Problem requirements:
Identify, in the records below, every line where the string "тощо" appears, and copy each such line.

Saved entries:
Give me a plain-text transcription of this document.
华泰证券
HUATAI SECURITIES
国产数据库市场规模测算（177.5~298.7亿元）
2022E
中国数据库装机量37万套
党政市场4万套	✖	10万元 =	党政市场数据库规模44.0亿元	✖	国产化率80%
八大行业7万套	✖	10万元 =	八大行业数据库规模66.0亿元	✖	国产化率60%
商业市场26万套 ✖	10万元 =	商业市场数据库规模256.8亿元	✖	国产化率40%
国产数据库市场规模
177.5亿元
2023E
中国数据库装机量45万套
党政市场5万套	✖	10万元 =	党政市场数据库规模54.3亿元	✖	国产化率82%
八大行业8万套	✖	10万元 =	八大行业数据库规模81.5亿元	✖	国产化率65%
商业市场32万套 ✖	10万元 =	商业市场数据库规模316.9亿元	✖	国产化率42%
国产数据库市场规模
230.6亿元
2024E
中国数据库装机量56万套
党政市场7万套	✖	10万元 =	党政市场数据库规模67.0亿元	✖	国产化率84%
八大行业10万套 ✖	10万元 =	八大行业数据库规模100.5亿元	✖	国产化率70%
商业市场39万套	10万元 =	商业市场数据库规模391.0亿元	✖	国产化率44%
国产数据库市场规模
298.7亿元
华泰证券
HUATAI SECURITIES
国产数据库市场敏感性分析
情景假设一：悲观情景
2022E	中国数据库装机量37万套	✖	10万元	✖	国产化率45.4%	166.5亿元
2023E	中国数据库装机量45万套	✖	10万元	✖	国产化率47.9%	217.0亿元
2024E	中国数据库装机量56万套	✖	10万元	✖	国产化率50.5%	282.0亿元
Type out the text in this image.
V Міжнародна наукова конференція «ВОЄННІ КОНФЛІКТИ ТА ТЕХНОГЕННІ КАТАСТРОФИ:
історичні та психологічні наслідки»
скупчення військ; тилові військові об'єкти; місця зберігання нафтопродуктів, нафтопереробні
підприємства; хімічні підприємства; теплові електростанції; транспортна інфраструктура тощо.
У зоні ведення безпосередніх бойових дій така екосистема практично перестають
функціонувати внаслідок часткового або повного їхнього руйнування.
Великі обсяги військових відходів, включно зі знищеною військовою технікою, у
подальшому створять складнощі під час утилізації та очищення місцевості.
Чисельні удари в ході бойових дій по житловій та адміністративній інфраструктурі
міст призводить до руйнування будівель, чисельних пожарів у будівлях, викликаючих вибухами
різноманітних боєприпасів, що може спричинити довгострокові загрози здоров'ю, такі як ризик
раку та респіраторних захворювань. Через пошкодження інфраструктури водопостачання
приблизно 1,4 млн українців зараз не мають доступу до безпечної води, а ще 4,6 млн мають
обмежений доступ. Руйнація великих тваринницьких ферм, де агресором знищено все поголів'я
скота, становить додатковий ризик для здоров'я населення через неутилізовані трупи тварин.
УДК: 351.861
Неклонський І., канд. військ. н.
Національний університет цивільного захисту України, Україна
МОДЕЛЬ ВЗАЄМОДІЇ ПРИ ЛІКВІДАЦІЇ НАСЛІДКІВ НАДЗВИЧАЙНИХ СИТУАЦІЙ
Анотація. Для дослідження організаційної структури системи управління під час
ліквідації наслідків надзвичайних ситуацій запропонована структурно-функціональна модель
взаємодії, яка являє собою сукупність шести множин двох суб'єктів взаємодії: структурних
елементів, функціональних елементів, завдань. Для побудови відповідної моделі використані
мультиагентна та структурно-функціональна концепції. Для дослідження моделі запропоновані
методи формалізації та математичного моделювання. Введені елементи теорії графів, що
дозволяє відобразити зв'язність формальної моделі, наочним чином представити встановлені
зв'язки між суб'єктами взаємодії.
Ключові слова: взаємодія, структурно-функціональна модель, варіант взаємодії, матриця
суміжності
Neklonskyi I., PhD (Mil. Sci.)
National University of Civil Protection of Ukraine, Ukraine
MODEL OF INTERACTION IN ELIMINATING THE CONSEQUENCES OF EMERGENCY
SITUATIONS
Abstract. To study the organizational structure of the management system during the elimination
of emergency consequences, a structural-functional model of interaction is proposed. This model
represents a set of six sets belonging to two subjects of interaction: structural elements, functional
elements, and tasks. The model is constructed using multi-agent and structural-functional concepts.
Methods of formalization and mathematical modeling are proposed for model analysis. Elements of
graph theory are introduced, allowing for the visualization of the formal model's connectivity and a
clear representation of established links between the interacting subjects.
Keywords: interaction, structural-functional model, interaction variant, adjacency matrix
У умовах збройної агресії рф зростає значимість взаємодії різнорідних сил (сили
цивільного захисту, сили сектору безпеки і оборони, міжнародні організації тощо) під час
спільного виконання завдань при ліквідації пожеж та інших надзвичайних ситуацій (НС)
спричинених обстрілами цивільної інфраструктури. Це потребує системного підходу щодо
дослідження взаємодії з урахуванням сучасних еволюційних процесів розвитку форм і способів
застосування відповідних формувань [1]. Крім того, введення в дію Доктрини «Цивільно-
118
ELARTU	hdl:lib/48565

Solution for this exercise:
підприємства; хімічні підприємства; теплові електростанції; транспортна інфраструктура тощо.
цивільного захисту, сили сектору безпеки і оборони, міжнародні організації тощо) під час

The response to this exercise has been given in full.